* **Work to complete**: Rewrite the lines from the one containing "y-tick-label: -0.5 [28, 560, 57, 578]" through the one containing "x-tick-label: 44.3 [603, 584, 636, 602]", inclusive, substituting "plot-title" for "chart-title" and leaving everything else unchanged.

── Exercise material ──

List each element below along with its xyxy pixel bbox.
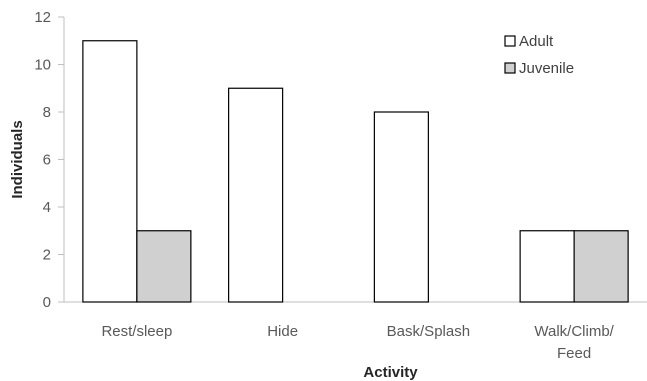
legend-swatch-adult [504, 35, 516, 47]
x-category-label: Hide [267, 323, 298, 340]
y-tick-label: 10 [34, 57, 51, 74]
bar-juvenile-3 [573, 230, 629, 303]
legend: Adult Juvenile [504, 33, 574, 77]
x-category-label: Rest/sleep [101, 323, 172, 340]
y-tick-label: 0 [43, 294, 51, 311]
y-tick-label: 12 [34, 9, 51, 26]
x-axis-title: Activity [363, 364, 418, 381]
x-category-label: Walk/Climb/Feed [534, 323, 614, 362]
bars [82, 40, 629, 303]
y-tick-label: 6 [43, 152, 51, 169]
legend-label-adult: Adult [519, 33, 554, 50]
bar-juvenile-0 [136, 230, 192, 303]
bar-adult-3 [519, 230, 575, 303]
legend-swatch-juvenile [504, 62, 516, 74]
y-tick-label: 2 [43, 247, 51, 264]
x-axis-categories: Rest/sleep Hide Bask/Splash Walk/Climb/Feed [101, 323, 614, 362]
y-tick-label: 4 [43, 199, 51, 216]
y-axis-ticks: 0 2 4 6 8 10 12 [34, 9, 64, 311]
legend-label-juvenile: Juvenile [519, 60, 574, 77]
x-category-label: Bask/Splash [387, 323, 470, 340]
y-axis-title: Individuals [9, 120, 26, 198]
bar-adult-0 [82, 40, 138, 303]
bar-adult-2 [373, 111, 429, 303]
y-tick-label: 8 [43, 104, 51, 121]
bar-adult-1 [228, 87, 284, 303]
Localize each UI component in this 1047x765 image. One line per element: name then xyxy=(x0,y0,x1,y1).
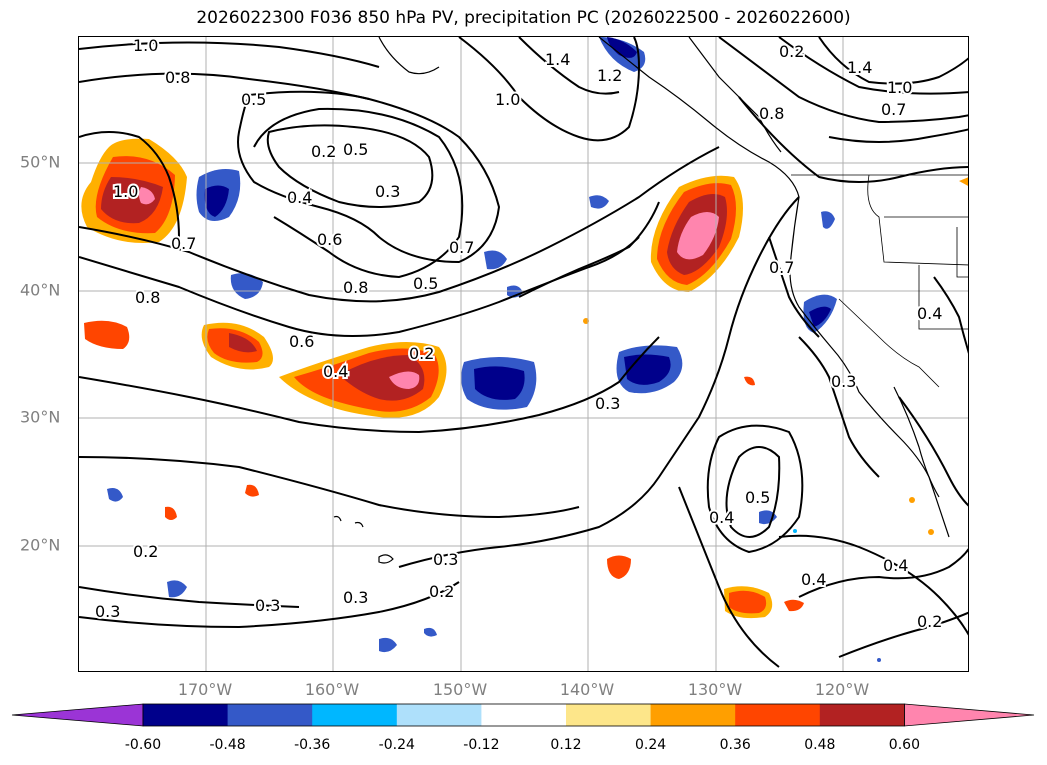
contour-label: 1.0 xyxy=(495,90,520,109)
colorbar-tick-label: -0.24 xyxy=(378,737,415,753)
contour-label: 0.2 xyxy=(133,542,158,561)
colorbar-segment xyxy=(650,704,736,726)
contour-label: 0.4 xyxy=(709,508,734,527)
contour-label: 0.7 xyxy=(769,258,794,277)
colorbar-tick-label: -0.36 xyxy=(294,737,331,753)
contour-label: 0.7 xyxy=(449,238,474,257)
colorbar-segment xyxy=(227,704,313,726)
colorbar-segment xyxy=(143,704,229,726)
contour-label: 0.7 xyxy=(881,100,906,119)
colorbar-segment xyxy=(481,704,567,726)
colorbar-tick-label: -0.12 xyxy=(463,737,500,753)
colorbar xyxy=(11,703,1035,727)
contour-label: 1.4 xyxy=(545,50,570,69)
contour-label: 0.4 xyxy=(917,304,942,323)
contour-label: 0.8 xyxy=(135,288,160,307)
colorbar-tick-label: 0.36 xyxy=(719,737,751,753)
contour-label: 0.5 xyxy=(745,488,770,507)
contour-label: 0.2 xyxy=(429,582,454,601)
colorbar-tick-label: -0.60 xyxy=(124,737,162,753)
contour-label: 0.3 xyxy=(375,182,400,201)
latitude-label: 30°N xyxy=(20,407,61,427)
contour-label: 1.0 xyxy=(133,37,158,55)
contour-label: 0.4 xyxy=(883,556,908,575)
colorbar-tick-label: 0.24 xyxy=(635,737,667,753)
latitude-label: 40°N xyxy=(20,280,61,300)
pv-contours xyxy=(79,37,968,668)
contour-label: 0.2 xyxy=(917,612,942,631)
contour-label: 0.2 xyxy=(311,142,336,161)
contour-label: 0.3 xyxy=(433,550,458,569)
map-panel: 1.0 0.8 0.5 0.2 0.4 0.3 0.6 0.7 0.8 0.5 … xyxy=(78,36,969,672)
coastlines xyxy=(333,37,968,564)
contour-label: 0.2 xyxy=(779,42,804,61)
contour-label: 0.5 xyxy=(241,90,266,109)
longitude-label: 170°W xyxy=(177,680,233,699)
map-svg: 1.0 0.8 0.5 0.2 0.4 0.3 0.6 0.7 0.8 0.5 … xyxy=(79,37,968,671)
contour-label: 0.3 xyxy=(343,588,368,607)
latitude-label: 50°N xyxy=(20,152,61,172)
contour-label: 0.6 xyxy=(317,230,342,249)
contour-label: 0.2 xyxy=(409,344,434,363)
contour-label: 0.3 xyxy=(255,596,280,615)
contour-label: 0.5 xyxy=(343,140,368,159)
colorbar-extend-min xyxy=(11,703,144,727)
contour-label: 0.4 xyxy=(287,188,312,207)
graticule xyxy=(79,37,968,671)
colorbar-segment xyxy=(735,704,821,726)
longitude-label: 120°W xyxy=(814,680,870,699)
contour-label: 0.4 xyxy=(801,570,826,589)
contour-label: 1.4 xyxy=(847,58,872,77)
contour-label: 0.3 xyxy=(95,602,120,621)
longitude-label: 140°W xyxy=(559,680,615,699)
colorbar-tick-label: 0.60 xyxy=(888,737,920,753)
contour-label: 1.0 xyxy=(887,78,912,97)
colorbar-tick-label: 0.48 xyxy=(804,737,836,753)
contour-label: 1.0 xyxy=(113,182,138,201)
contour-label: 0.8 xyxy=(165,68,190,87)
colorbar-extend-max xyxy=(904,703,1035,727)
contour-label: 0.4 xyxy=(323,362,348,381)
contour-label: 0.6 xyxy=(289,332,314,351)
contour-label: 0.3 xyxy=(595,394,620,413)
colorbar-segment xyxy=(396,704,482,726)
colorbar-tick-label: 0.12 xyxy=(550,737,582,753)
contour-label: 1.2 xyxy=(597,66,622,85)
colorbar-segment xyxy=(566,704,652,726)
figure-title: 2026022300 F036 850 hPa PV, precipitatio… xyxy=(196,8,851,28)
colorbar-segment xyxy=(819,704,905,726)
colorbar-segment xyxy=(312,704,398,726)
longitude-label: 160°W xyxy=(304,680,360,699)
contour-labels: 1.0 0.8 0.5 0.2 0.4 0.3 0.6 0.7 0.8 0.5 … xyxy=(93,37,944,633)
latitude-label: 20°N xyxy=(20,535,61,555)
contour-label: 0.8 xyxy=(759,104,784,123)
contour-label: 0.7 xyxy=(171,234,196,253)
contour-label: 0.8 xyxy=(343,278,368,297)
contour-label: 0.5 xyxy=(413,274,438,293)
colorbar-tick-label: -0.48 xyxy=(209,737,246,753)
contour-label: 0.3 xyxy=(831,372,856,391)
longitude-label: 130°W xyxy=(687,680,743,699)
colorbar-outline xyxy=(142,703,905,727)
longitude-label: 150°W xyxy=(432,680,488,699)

───
── Exercise material ──

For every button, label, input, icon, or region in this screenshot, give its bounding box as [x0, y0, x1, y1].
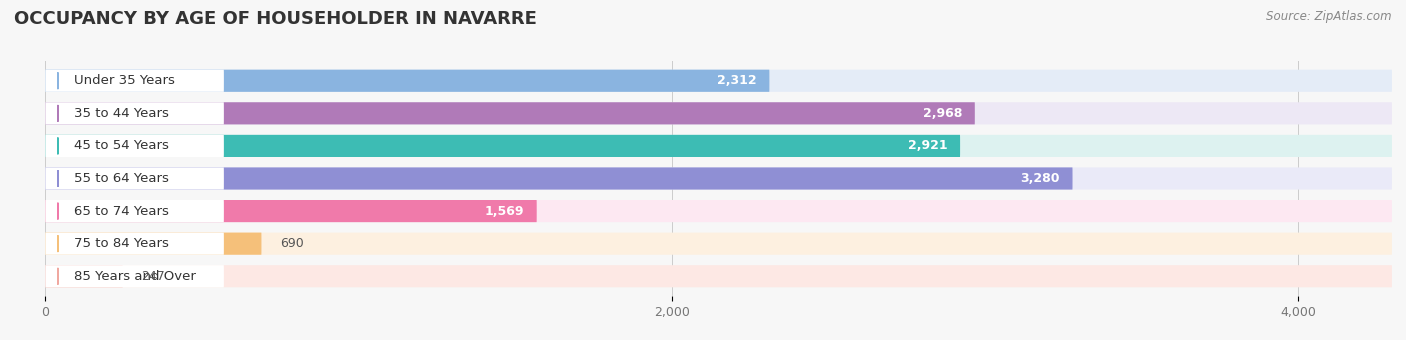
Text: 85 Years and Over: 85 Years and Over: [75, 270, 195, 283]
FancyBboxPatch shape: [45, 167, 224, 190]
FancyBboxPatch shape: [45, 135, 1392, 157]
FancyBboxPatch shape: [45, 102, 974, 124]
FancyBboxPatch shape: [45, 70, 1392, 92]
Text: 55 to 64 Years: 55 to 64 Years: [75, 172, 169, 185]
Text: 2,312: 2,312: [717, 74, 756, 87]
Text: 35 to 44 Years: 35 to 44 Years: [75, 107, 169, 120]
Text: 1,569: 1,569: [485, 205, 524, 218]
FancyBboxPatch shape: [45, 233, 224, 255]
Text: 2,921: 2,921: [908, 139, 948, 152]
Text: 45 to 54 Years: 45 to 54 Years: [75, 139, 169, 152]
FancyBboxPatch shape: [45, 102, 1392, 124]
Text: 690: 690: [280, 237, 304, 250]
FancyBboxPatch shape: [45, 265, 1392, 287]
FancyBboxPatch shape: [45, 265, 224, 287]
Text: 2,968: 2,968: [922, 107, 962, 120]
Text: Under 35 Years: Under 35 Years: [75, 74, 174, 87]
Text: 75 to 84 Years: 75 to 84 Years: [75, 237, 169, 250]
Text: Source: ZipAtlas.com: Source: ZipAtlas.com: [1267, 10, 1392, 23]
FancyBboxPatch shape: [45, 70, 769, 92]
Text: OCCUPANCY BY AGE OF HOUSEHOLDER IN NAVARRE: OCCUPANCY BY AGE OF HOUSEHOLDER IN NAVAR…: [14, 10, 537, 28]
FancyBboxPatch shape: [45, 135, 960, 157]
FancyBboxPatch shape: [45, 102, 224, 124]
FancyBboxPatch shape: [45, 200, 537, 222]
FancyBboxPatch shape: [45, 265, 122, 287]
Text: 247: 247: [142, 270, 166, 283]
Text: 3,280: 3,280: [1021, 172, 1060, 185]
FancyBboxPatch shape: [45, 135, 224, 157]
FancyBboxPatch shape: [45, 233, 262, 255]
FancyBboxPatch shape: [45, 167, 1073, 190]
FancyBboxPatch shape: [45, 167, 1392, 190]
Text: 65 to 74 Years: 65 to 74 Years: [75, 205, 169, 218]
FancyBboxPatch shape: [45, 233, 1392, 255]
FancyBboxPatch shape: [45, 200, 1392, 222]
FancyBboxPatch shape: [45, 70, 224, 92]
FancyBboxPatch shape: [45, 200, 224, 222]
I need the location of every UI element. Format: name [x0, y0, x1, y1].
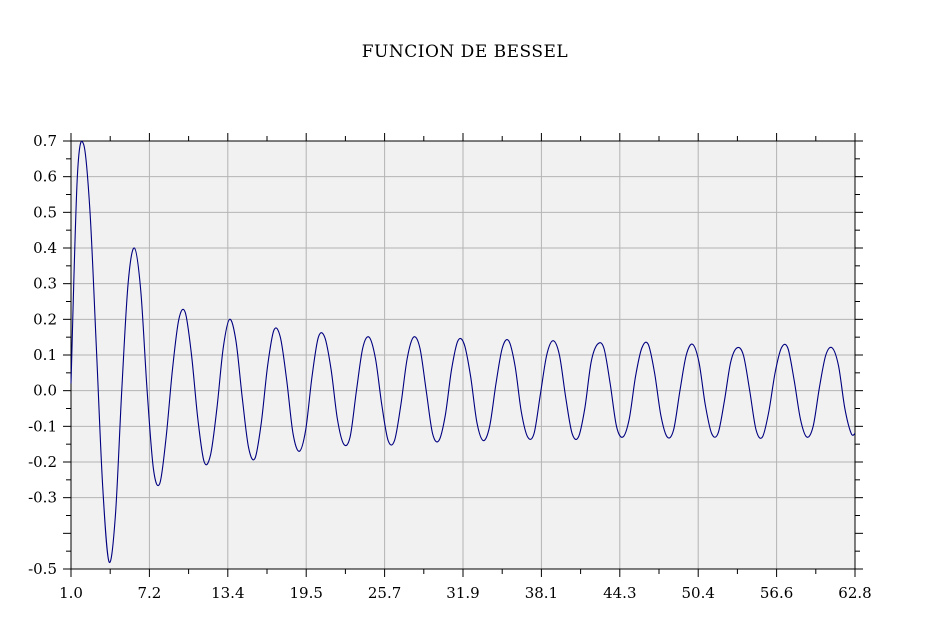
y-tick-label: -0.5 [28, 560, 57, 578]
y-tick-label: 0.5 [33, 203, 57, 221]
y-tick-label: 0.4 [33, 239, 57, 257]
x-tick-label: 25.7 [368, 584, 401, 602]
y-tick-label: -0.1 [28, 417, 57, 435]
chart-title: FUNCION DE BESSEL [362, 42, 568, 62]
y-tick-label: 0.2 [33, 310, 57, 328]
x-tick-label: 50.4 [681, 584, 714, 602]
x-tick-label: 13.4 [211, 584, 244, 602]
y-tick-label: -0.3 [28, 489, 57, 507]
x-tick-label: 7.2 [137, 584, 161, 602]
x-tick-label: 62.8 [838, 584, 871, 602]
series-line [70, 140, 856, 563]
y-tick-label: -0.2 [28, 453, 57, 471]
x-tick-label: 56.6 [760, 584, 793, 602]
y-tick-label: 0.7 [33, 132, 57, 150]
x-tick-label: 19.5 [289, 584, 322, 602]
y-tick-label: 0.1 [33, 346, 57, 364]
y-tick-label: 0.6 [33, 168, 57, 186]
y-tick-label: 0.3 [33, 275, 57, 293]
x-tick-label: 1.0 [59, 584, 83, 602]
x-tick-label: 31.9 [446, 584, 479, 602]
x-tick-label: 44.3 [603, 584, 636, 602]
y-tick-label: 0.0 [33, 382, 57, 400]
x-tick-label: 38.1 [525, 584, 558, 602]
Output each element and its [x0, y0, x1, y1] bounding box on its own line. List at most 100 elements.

───

* **Solution to this task**:
y-tick-label: -0.5 [28, 560, 57, 578]
y-tick-label: 0.5 [33, 203, 57, 221]
y-tick-label: 0.4 [33, 239, 57, 257]
x-tick-label: 25.7 [368, 584, 401, 602]
y-tick-label: -0.1 [28, 417, 57, 435]
plot-title: FUNCION DE BESSEL [362, 42, 568, 62]
y-tick-label: 0.2 [33, 310, 57, 328]
x-tick-label: 50.4 [681, 584, 714, 602]
x-tick-label: 13.4 [211, 584, 244, 602]
y-tick-label: -0.3 [28, 489, 57, 507]
x-tick-label: 7.2 [137, 584, 161, 602]
x-tick-label: 62.8 [838, 584, 871, 602]
series-line [70, 140, 856, 563]
y-tick-label: -0.2 [28, 453, 57, 471]
x-tick-label: 56.6 [760, 584, 793, 602]
y-tick-label: 0.7 [33, 132, 57, 150]
x-tick-label: 19.5 [289, 584, 322, 602]
y-tick-label: 0.1 [33, 346, 57, 364]
y-tick-label: 0.6 [33, 168, 57, 186]
y-tick-label: 0.3 [33, 275, 57, 293]
x-tick-label: 1.0 [59, 584, 83, 602]
x-tick-label: 31.9 [446, 584, 479, 602]
x-tick-label: 44.3 [603, 584, 636, 602]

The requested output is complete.